### [Task directions]
List, from the lines below, each one with "select" in it.

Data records
** Start **

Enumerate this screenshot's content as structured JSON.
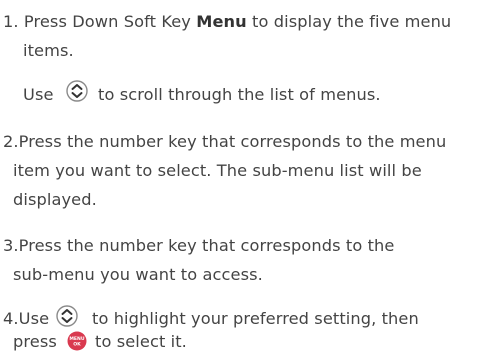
{
  "steps": [
    {
      "prefix": "1. Press Down Soft Key ",
      "bold": "Menu",
      "suffix": " to display the five menu",
      "cont": "items.",
      "use_pre": "Use",
      "use_post": "to scroll through the list of menus."
    },
    {
      "line1": "2.Press the number key that corresponds to the menu",
      "line2": "item you want to select. The sub-menu list will be",
      "line3": "displayed."
    },
    {
      "line1": "3.Press the number key that corresponds to the",
      "line2": "sub-menu you want to access."
    },
    {
      "pre": "4.Use",
      "post": "to highlight your preferred setting, then",
      "line2_pre": "press",
      "line2_post": "to select it."
    }
  ],
  "icons": {
    "nav_key": "up-down-navigation-key-icon",
    "menu_ok_key": "menu-ok-key-icon",
    "menu_ok_label_top": "MENU",
    "menu_ok_label_bottom": "OK"
  },
  "colors": {
    "text": "#444444",
    "icon_outline": "#8a8a8a",
    "menu_key": "#d9394f"
  }
}
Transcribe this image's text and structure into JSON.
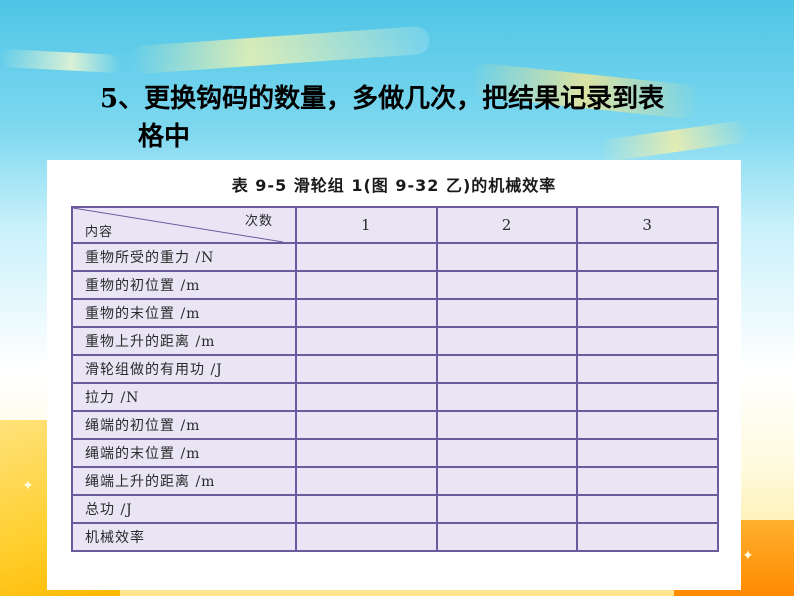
{
  "heading": {
    "line1": "5、更换钩码的数量，多做几次，把结果记录到表",
    "line2": "格中"
  },
  "table": {
    "caption": "表 9-5   滑轮组 1(图 9-32 乙)的机械效率",
    "header_top_right": "次数",
    "header_bottom_left": "内容",
    "columns": [
      "1",
      "2",
      "3"
    ],
    "rows": [
      "重物所受的重力 /N",
      "重物的初位置 /m",
      "重物的末位置 /m",
      "重物上升的距离 /m",
      "滑轮组做的有用功 /J",
      "拉力 /N",
      "绳端的初位置 /m",
      "绳端的末位置 /m",
      "绳端上升的距离 /m",
      "总功 /J",
      "机械效率"
    ]
  },
  "colors": {
    "table_border": "#6b5a9c",
    "table_fill": "#e9e5f5"
  }
}
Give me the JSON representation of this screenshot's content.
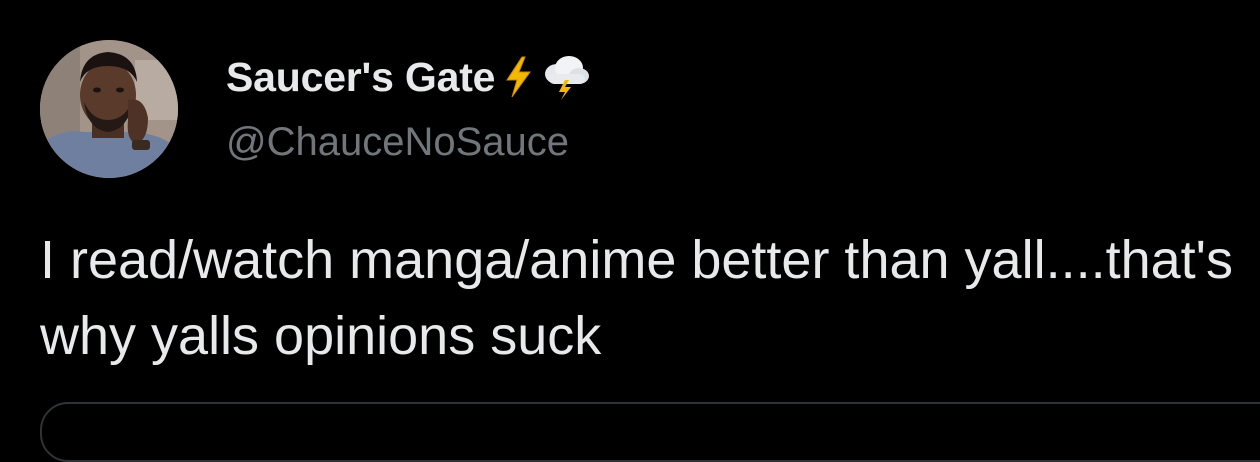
{
  "tweet": {
    "author": {
      "display_name": "Saucer's Gate",
      "handle": "@ChauceNoSauce",
      "badges": [
        "lightning-icon",
        "storm-cloud-icon"
      ]
    },
    "text": "I read/watch manga/anime better than yall....that's why yalls opinions suck"
  },
  "colors": {
    "background": "#000000",
    "primary_text": "#e7e9ea",
    "secondary_text": "#71767b",
    "lightning": "#f5b800",
    "border": "#2f3336"
  }
}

** End **

### [Task result]
      "line2": "item you want to select. The sub-menu list will be",
      "line2_post": "to select it."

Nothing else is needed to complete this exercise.